● **Exercise data**
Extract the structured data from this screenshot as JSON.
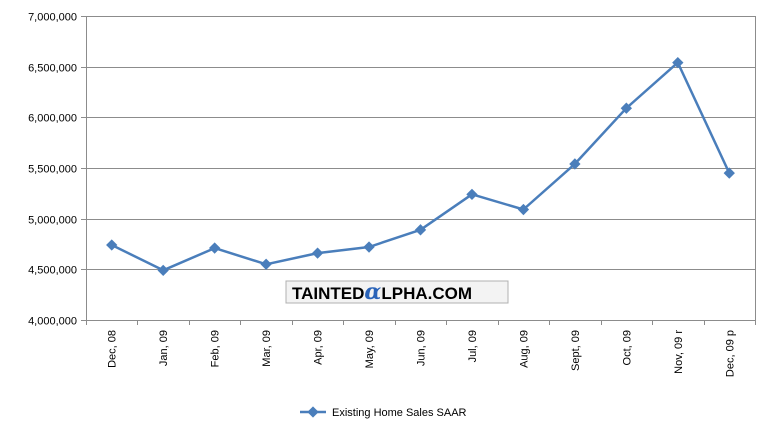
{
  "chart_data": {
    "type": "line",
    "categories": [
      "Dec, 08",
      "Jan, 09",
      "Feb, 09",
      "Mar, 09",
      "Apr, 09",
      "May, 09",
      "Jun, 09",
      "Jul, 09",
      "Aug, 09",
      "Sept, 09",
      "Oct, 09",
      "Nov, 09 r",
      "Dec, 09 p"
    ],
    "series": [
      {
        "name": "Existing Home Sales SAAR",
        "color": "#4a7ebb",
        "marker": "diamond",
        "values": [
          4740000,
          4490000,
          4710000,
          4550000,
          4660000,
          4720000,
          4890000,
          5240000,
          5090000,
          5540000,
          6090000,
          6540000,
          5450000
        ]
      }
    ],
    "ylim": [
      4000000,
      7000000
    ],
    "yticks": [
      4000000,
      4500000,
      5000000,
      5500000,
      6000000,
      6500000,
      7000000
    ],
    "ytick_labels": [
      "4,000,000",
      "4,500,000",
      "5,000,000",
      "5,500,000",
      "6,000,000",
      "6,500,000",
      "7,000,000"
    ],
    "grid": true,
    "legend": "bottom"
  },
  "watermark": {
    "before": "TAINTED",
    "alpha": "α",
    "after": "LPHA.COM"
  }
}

● **Aim**
Reproduce the whole listing above word for word, but not its pictures.

● **Correct answer**
Extract the structured data from this screenshot as JSON.
{
  "chart_data": {
    "type": "line",
    "categories": [
      "Dec, 08",
      "Jan, 09",
      "Feb, 09",
      "Mar, 09",
      "Apr, 09",
      "May, 09",
      "Jun, 09",
      "Jul, 09",
      "Aug, 09",
      "Sept, 09",
      "Oct, 09",
      "Nov, 09 r",
      "Dec, 09 p"
    ],
    "series": [
      {
        "name": "Existing Home Sales SAAR",
        "color": "#4a7ebb",
        "marker": "diamond",
        "values": [
          4740000,
          4490000,
          4710000,
          4550000,
          4660000,
          4720000,
          4890000,
          5240000,
          5090000,
          5540000,
          6090000,
          6540000,
          5450000
        ]
      }
    ],
    "ylim": [
      4000000,
      7000000
    ],
    "yticks": [
      4000000,
      4500000,
      5000000,
      5500000,
      6000000,
      6500000,
      7000000
    ],
    "ytick_labels": [
      "4,000,000",
      "4,500,000",
      "5,000,000",
      "5,500,000",
      "6,000,000",
      "6,500,000",
      "7,000,000"
    ],
    "grid": true,
    "legend": "bottom"
  },
  "watermark": {
    "before": "TAINTED",
    "alpha": "α",
    "after": "LPHA.COM"
  }
}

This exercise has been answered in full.